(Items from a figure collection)
########
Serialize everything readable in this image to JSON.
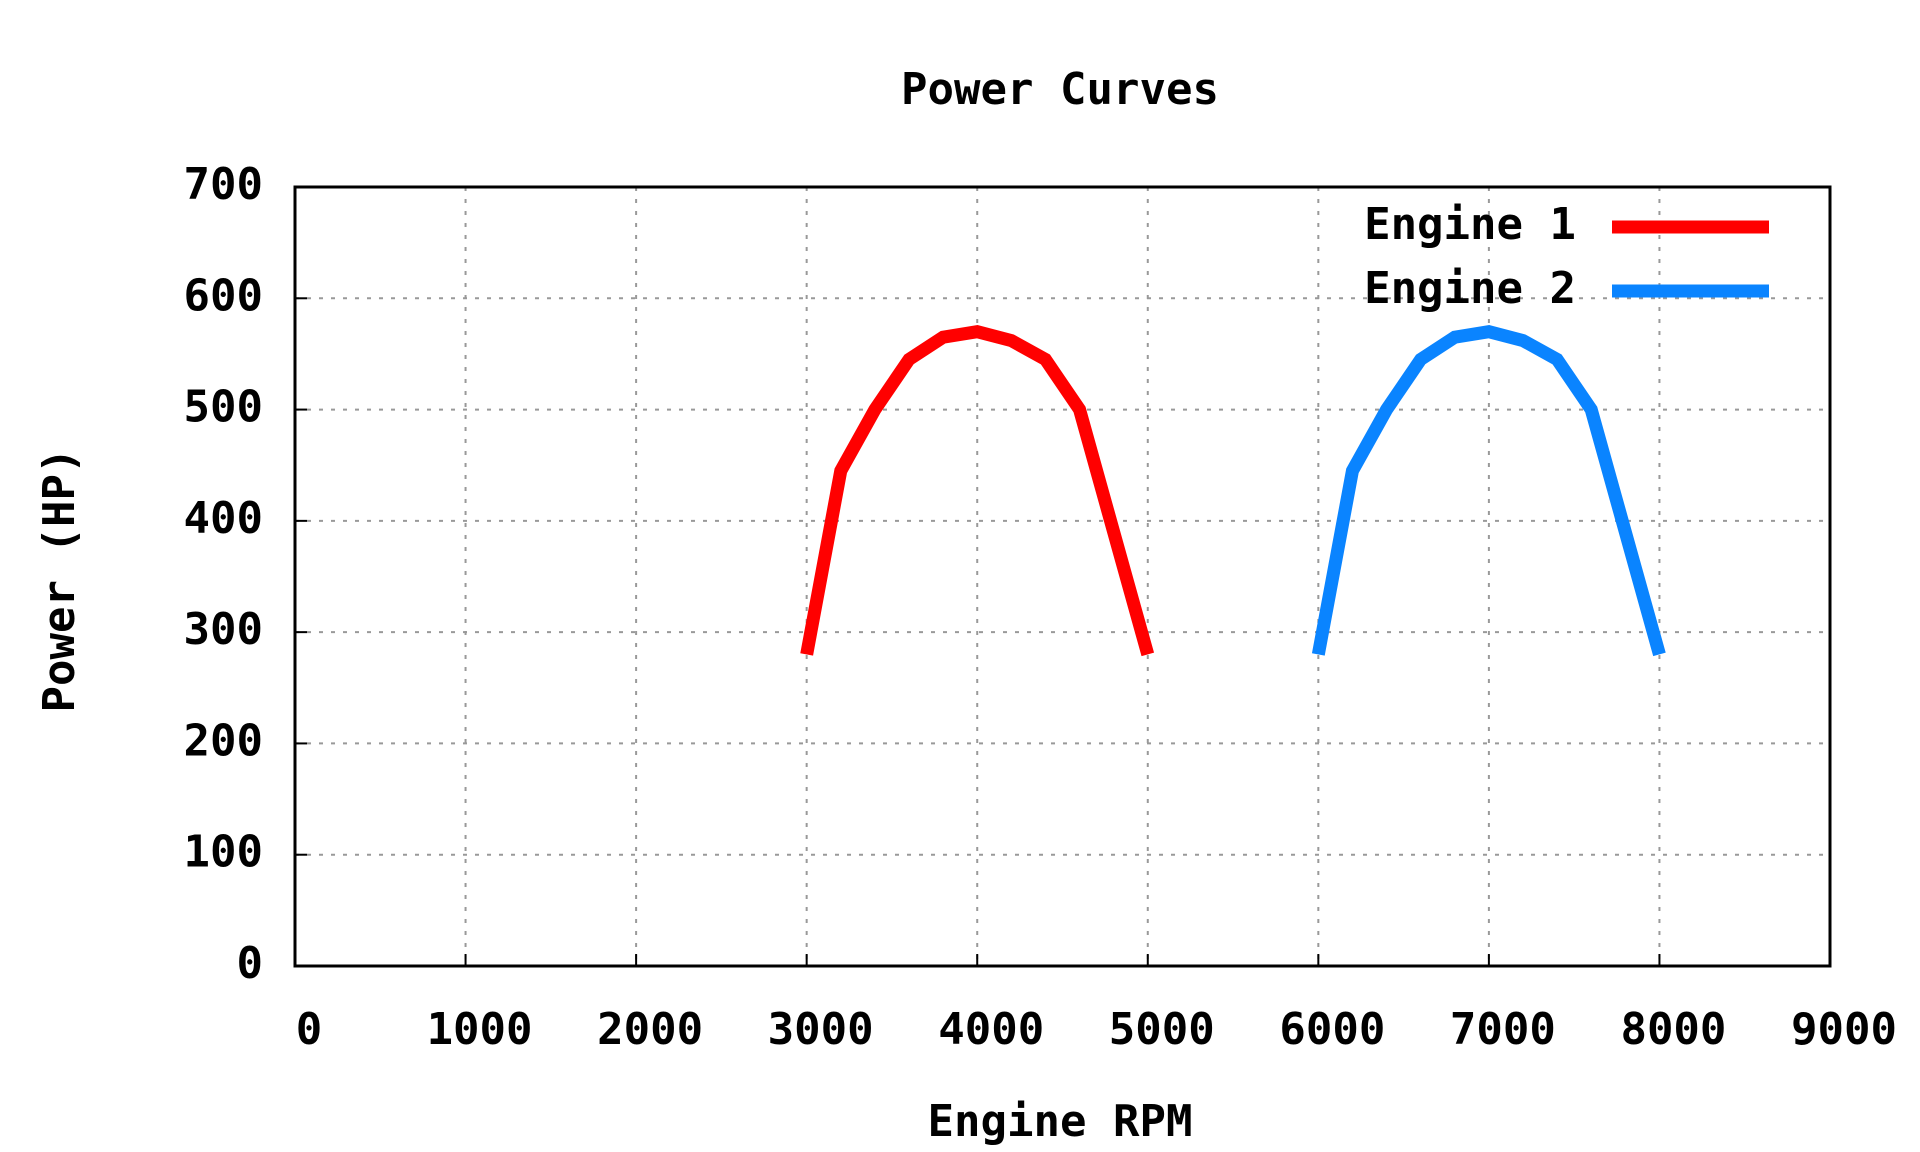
{
  "chart_data": {
    "type": "line",
    "title": "Power Curves",
    "x_label": "Engine RPM",
    "y_label": "Power (HP)",
    "series": [
      {
        "name": "Engine 1",
        "color": "#ff0000",
        "x": [
          3000,
          3200,
          3400,
          3600,
          3800,
          4000,
          4200,
          4400,
          4600,
          4800,
          5000
        ],
        "values": [
          280,
          445,
          500,
          545,
          565,
          570,
          562,
          545,
          500,
          390,
          280
        ]
      },
      {
        "name": "Engine 2",
        "color": "#0a84ff",
        "x": [
          6000,
          6200,
          6400,
          6600,
          6800,
          7000,
          7200,
          7400,
          7600,
          7800,
          8000
        ],
        "values": [
          280,
          445,
          500,
          545,
          565,
          570,
          562,
          545,
          500,
          390,
          280
        ]
      }
    ],
    "xlim": [
      0,
      9000
    ],
    "xticks": [
      0,
      1000,
      2000,
      3000,
      4000,
      5000,
      6000,
      7000,
      8000,
      9000
    ],
    "ylim": [
      0,
      700
    ],
    "yticks": [
      0,
      100,
      200,
      300,
      400,
      500,
      600,
      700
    ],
    "grid": true,
    "legend": "top-right"
  }
}
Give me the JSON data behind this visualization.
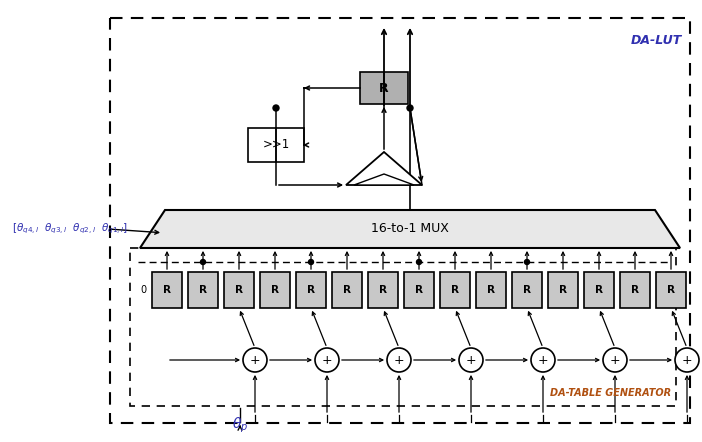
{
  "bg_color": "#ffffff",
  "da_lut_label": "DA-LUT",
  "da_table_label": "DA-TABLE GENERATOR",
  "mux_label": "16-to-1 MUX",
  "shift_label": ">>1",
  "reg_label": "R",
  "colors": {
    "reg_fill": "#c8c8c8",
    "reg_border": "#000000",
    "mux_fill": "#e8e8e8",
    "da_lut_text": "#3030b0",
    "da_table_text": "#b05010",
    "input_text": "#3030b0",
    "theta_p_text": "#3030b0",
    "shift_fill": "#ffffff",
    "r_top_fill": "#b0b0b0"
  },
  "n_reg": 15,
  "n_adder": 7
}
########
Given instruction:
Write out each line of the data exactly; the images should be left out.

Solution to this problem:
Serialize everything readable in this image to JSON.
{
  "chart_data": {
    "type": "line",
    "title": "Power Curves",
    "x_label": "Engine RPM",
    "y_label": "Power (HP)",
    "series": [
      {
        "name": "Engine 1",
        "color": "#ff0000",
        "x": [
          3000,
          3200,
          3400,
          3600,
          3800,
          4000,
          4200,
          4400,
          4600,
          4800,
          5000
        ],
        "values": [
          280,
          445,
          500,
          545,
          565,
          570,
          562,
          545,
          500,
          390,
          280
        ]
      },
      {
        "name": "Engine 2",
        "color": "#0a84ff",
        "x": [
          6000,
          6200,
          6400,
          6600,
          6800,
          7000,
          7200,
          7400,
          7600,
          7800,
          8000
        ],
        "values": [
          280,
          445,
          500,
          545,
          565,
          570,
          562,
          545,
          500,
          390,
          280
        ]
      }
    ],
    "xlim": [
      0,
      9000
    ],
    "xticks": [
      0,
      1000,
      2000,
      3000,
      4000,
      5000,
      6000,
      7000,
      8000,
      9000
    ],
    "ylim": [
      0,
      700
    ],
    "yticks": [
      0,
      100,
      200,
      300,
      400,
      500,
      600,
      700
    ],
    "grid": true,
    "legend": "top-right"
  }
}
Give me the JSON data behind this visualization.
{
  "bg_color": "#ffffff",
  "da_lut_label": "DA-LUT",
  "da_table_label": "DA-TABLE GENERATOR",
  "mux_label": "16-to-1 MUX",
  "shift_label": ">>1",
  "reg_label": "R",
  "colors": {
    "reg_fill": "#c8c8c8",
    "reg_border": "#000000",
    "mux_fill": "#e8e8e8",
    "da_lut_text": "#3030b0",
    "da_table_text": "#b05010",
    "input_text": "#3030b0",
    "theta_p_text": "#3030b0",
    "shift_fill": "#ffffff",
    "r_top_fill": "#b0b0b0"
  },
  "n_reg": 15,
  "n_adder": 7
}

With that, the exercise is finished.